## Work to complete
Reproduce every record below exactly as written, leaving out any pictures.

## Data for this task
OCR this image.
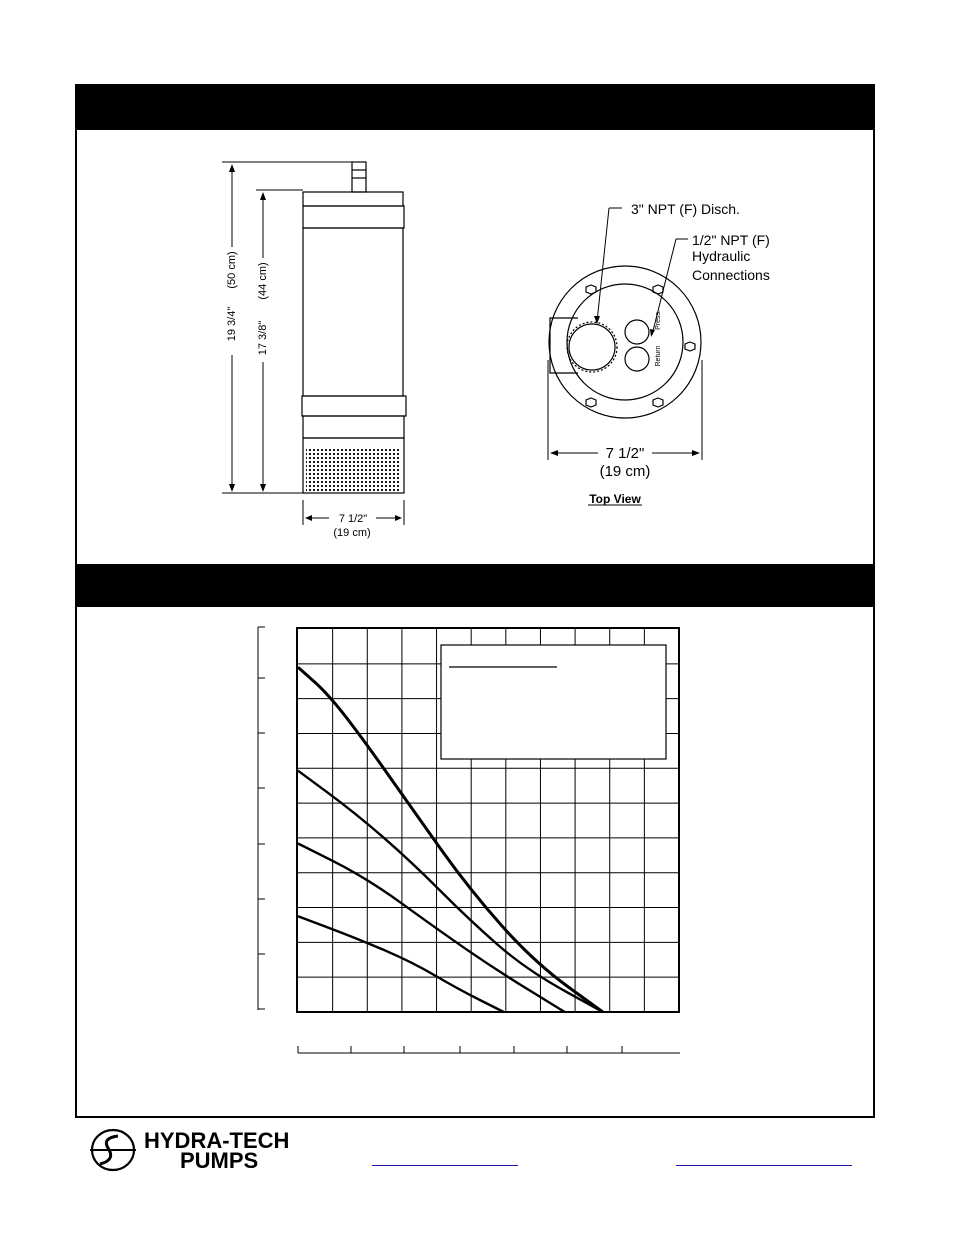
19 3/4"
(50 cm)
17 3/8"
(44 cm)
7 1/2"
(19 cm)
3" NPT (F) Disch.
1/2" NPT (F)
Hydraulic
Connections
Return
Press.
7 1/2"
(19 cm)
Top View
HYDRA-TECH
PUMPS
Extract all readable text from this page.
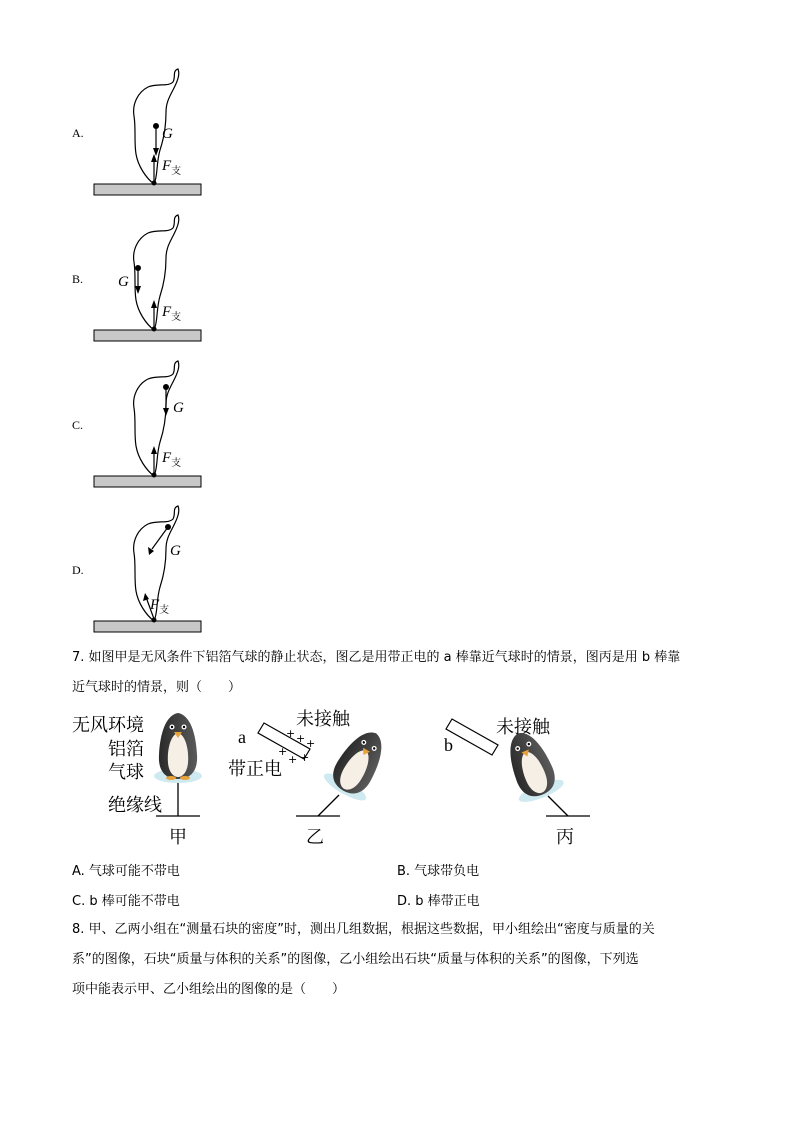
A.	G
$F_支$
B. G
$F_支$
C.
G
$F_支$
D.
G
$F_支$
7. 如图甲是无风条件下铝箔气球的静止状态，图乙是用带正电的 a 棒靠近气球时的情景，图丙是用 b 棒靠
近气球时的情景，则（　　）
无风环境
铝箔
气球
绝缘线
甲
a	+ + +
+
+ +
未接触
带正电
乙
b
未接触
丙
A. 气球可能不带电	B. 气球带负电
C. b 棒可能不带电	D. b 棒带正电
8. 甲、乙两小组在“测量石块的密度”时，测出几组数据，根据这些数据，甲小组绘出“密度与质量的关
系”的图像，石块“质量与体积的关系”的图像，乙小组绘出石块“质量与体积的关系”的图像，下列选
项中能表示甲、乙小组绘出的图像的是（　　）
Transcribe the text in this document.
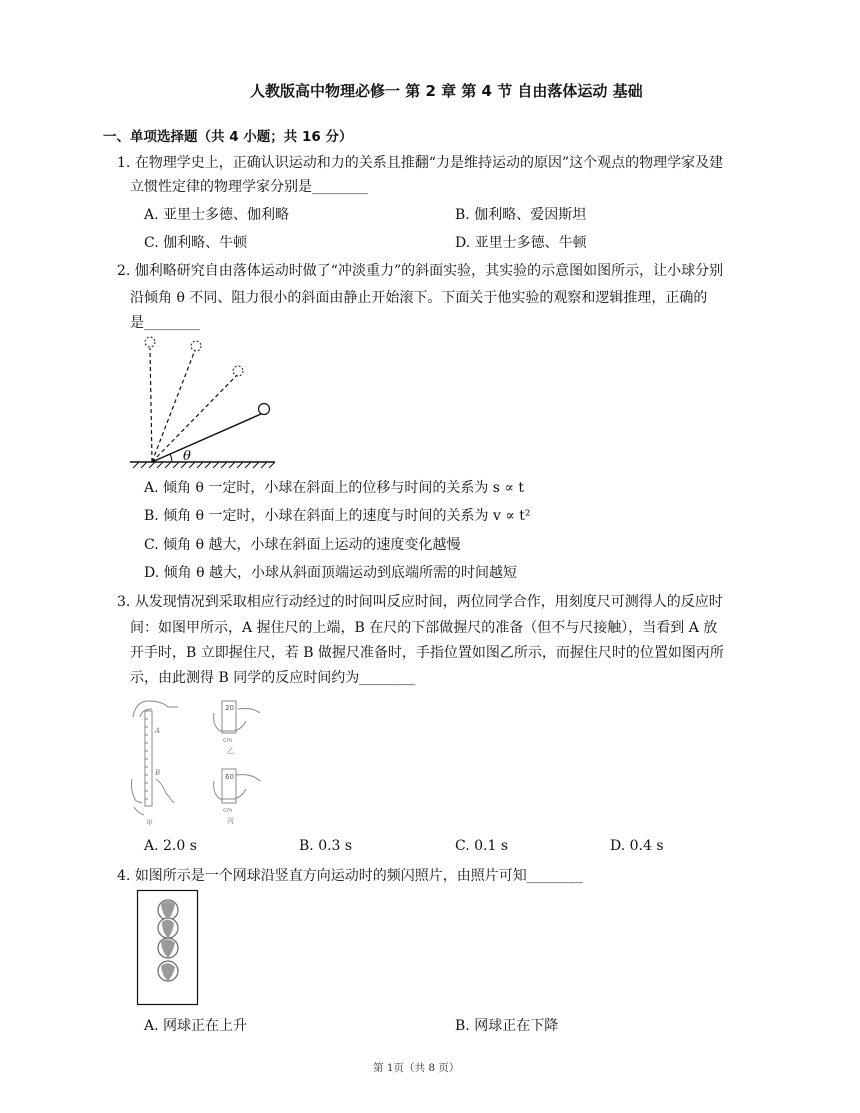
人教版高中物理必修一 第 2 章 第 4 节 自由落体运动 基础
一、单项选择题（共 4 小题；共 16 分）
1. 在物理学史上，正确认识运动和力的关系且推翻“力是维持运动的原因”这个观点的物理学家及建
立惯性定律的物理学家分别是________
A. 亚里士多德、伽利略	B. 伽利略、爱因斯坦
C. 伽利略、牛顿	D. 亚里士多德、牛顿
2. 伽利略研究自由落体运动时做了“冲淡重力”的斜面实验，其实验的示意图如图所示，让小球分别
沿倾角 θ 不同、阻力很小的斜面由静止开始滚下。下面关于他实验的观察和逻辑推理，正确的
是________
θ
A. 倾角 θ 一定时，小球在斜面上的位移与时间的关系为 s ∝ t
B. 倾角 θ 一定时，小球在斜面上的速度与时间的关系为 v ∝ t²
C. 倾角 θ 越大，小球在斜面上运动的速度变化越慢
D. 倾角 θ 越大，小球从斜面顶端运动到底端所需的时间越短
3. 从发现情况到采取相应行动经过的时间叫反应时间，两位同学合作，用刻度尺可测得人的反应时
间：如图甲所示，A 握住尺的上端，B 在尺的下部做握尺的准备（但不与尺接触），当看到 A 放
开手时，B 立即握住尺，若 B 做握尺准备时，手指位置如图乙所示，而握住尺时的位置如图丙所
示，由此测得 B 同学的反应时间约为________
A
B
甲
20
cm
乙
60
cm
丙
A. 2.0 s	B. 0.3 s	C. 0.1 s	D. 0.4 s
4. 如图所示是一个网球沿竖直方向运动时的频闪照片，由照片可知________
A. 网球正在上升	B. 网球正在下降
第 1页（共 8 页）
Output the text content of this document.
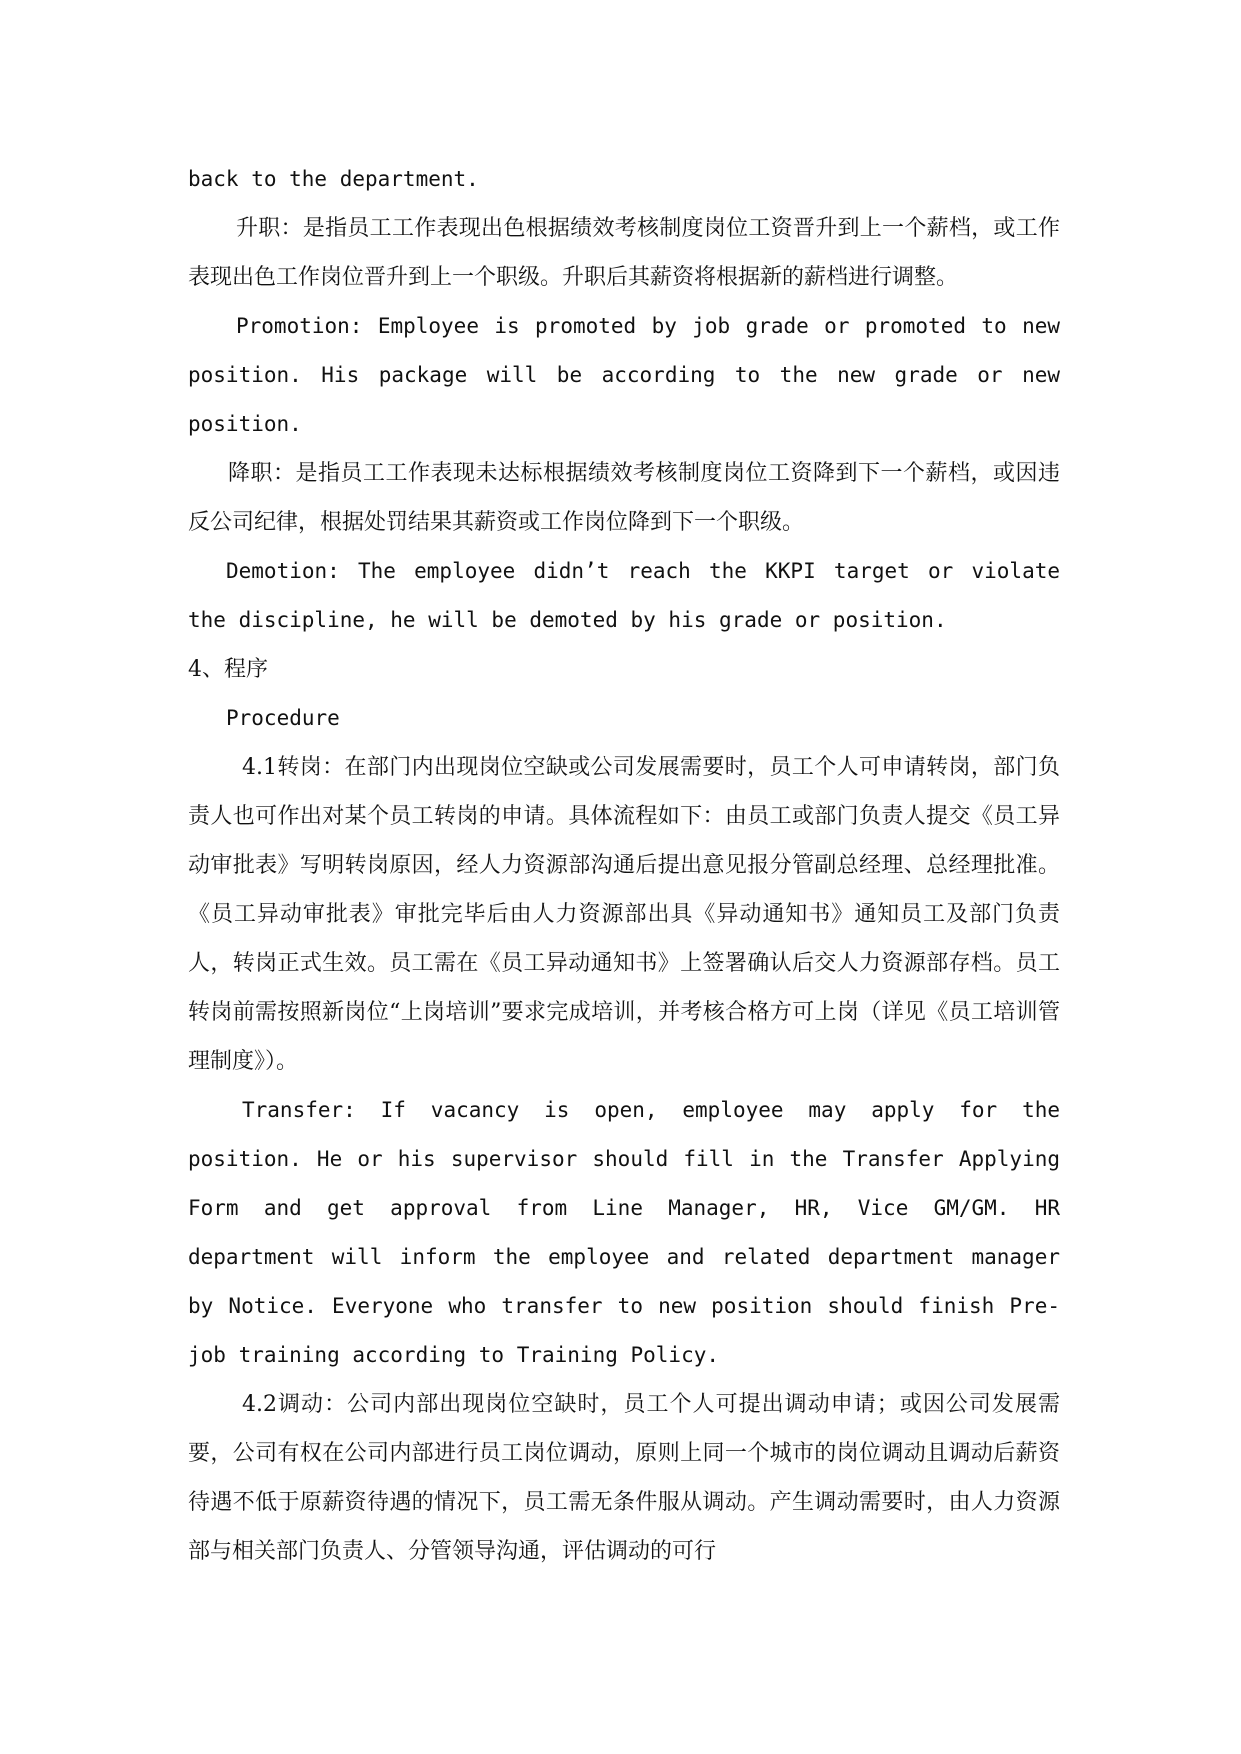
back to the department.

升职：是指员工工作表现出色根据绩效考核制度岗位工资晋升到上一个薪档，或工作表现出色工作岗位晋升到上一个职级。升职后其薪资将根据新的薪档进行调整。

Promotion: Employee is promoted by job grade or promoted to new position. His package will be according to the new grade or new position.

降职：是指员工工作表现未达标根据绩效考核制度岗位工资降到下一个薪档，或因违反公司纪律，根据处罚结果其薪资或工作岗位降到下一个职级。

Demotion: The employee didn’t reach the KKPI target or violate the discipline, he will be demoted by his grade or position.

4、程序

Procedure

4.1转岗：在部门内出现岗位空缺或公司发展需要时，员工个人可申请转岗，部门负责人也可作出对某个员工转岗的申请。具体流程如下：由员工或部门负责人提交《员工异动审批表》写明转岗原因，经人力资源部沟通后提出意见报分管副总经理、总经理批准。《员工异动审批表》审批完毕后由人力资源部出具《异动通知书》通知员工及部门负责人，转岗正式生效。员工需在《员工异动通知书》上签署确认后交人力资源部存档。员工转岗前需按照新岗位“上岗培训”要求完成培训，并考核合格方可上岗（详见《员工培训管理制度》）。

Transfer: If vacancy is open, employee may apply for the position. He or his supervisor should fill in the Transfer Applying Form and get approval from Line Manager, HR, Vice GM/GM. HR department will inform the employee and related department manager by Notice. Everyone who transfer to new position should finish Pre-job training according to Training Policy.

4.2调动：公司内部出现岗位空缺时，员工个人可提出调动申请；或因公司发展需要，公司有权在公司内部进行员工岗位调动，原则上同一个城市的岗位调动且调动后薪资待遇不低于原薪资待遇的情况下，员工需无条件服从调动。产生调动需要时，由人力资源部与相关部门负责人、分管领导沟通，评估调动的可行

## Response to this task
OCR this image.
19 3/4"
(50 cm)
17 3/8"
(44 cm)
7 1/2"
(19 cm)
3" NPT (F) Disch.
1/2" NPT (F)
Hydraulic
Connections
Return
Press.
7 1/2"
(19 cm)
Top View
HYDRA-TECH
PUMPS
Extract all readable text from this page.
A.	G
$F_支$
B. G
$F_支$
C.
G
$F_支$
D.
G
$F_支$
7. 如图甲是无风条件下铝箔气球的静止状态，图乙是用带正电的 a 棒靠近气球时的情景，图丙是用 b 棒靠
近气球时的情景，则（　　）
无风环境
铝箔
气球
绝缘线
甲
a	+ + +
+
+ +
未接触
带正电
乙
b
未接触
丙
A. 气球可能不带电	B. 气球带负电
C. b 棒可能不带电	D. b 棒带正电
8. 甲、乙两小组在“测量石块的密度”时，测出几组数据，根据这些数据，甲小组绘出“密度与质量的关
系”的图像，石块“质量与体积的关系”的图像，乙小组绘出石块“质量与体积的关系”的图像，下列选
项中能表示甲、乙小组绘出的图像的是（　　）
Transcribe the text in this document.
人教版高中物理必修一 第 2 章 第 4 节 自由落体运动 基础
一、单项选择题（共 4 小题；共 16 分）
1. 在物理学史上，正确认识运动和力的关系且推翻“力是维持运动的原因”这个观点的物理学家及建
立惯性定律的物理学家分别是________
A. 亚里士多德、伽利略	B. 伽利略、爱因斯坦
C. 伽利略、牛顿	D. 亚里士多德、牛顿
2. 伽利略研究自由落体运动时做了“冲淡重力”的斜面实验，其实验的示意图如图所示，让小球分别
沿倾角 θ 不同、阻力很小的斜面由静止开始滚下。下面关于他实验的观察和逻辑推理，正确的
是________
θ
A. 倾角 θ 一定时，小球在斜面上的位移与时间的关系为 s ∝ t
B. 倾角 θ 一定时，小球在斜面上的速度与时间的关系为 v ∝ t²
C. 倾角 θ 越大，小球在斜面上运动的速度变化越慢
D. 倾角 θ 越大，小球从斜面顶端运动到底端所需的时间越短
3. 从发现情况到采取相应行动经过的时间叫反应时间，两位同学合作，用刻度尺可测得人的反应时
间：如图甲所示，A 握住尺的上端，B 在尺的下部做握尺的准备（但不与尺接触），当看到 A 放
开手时，B 立即握住尺，若 B 做握尺准备时，手指位置如图乙所示，而握住尺时的位置如图丙所
示，由此测得 B 同学的反应时间约为________
A
B
甲
20
cm
乙
60
cm
丙
A. 2.0 s	B. 0.3 s	C. 0.1 s	D. 0.4 s
4. 如图所示是一个网球沿竖直方向运动时的频闪照片，由照片可知________
A. 网球正在上升	B. 网球正在下降
第 1页（共 8 页）
Output the text content of this document.
back to the department.

升职：是指员工工作表现出色根据绩效考核制度岗位工资晋升到上一个薪档，或工作表现出色工作岗位晋升到上一个职级。升职后其薪资将根据新的薪档进行调整。

Promotion: Employee is promoted by job grade or promoted to new position. His package will be according to the new grade or new position.

降职：是指员工工作表现未达标根据绩效考核制度岗位工资降到下一个薪档，或因违反公司纪律，根据处罚结果其薪资或工作岗位降到下一个职级。

Demotion: The employee didn’t reach the KKPI target or violate the discipline, he will be demoted by his grade or position.

4、程序

Procedure

4.1转岗：在部门内出现岗位空缺或公司发展需要时，员工个人可申请转岗，部门负责人也可作出对某个员工转岗的申请。具体流程如下：由员工或部门负责人提交《员工异动审批表》写明转岗原因，经人力资源部沟通后提出意见报分管副总经理、总经理批准。《员工异动审批表》审批完毕后由人力资源部出具《异动通知书》通知员工及部门负责人，转岗正式生效。员工需在《员工异动通知书》上签署确认后交人力资源部存档。员工转岗前需按照新岗位“上岗培训”要求完成培训，并考核合格方可上岗（详见《员工培训管理制度》）。

Transfer: If vacancy is open, employee may apply for the position. He or his supervisor should fill in the Transfer Applying Form and get approval from Line Manager, HR, Vice GM/GM. HR department will inform the employee and related department manager by Notice. Everyone who transfer to new position should finish Pre-job training according to Training Policy.

4.2调动：公司内部出现岗位空缺时，员工个人可提出调动申请；或因公司发展需要，公司有权在公司内部进行员工岗位调动，原则上同一个城市的岗位调动且调动后薪资待遇不低于原薪资待遇的情况下，员工需无条件服从调动。产生调动需要时，由人力资源部与相关部门负责人、分管领导沟通，评估调动的可行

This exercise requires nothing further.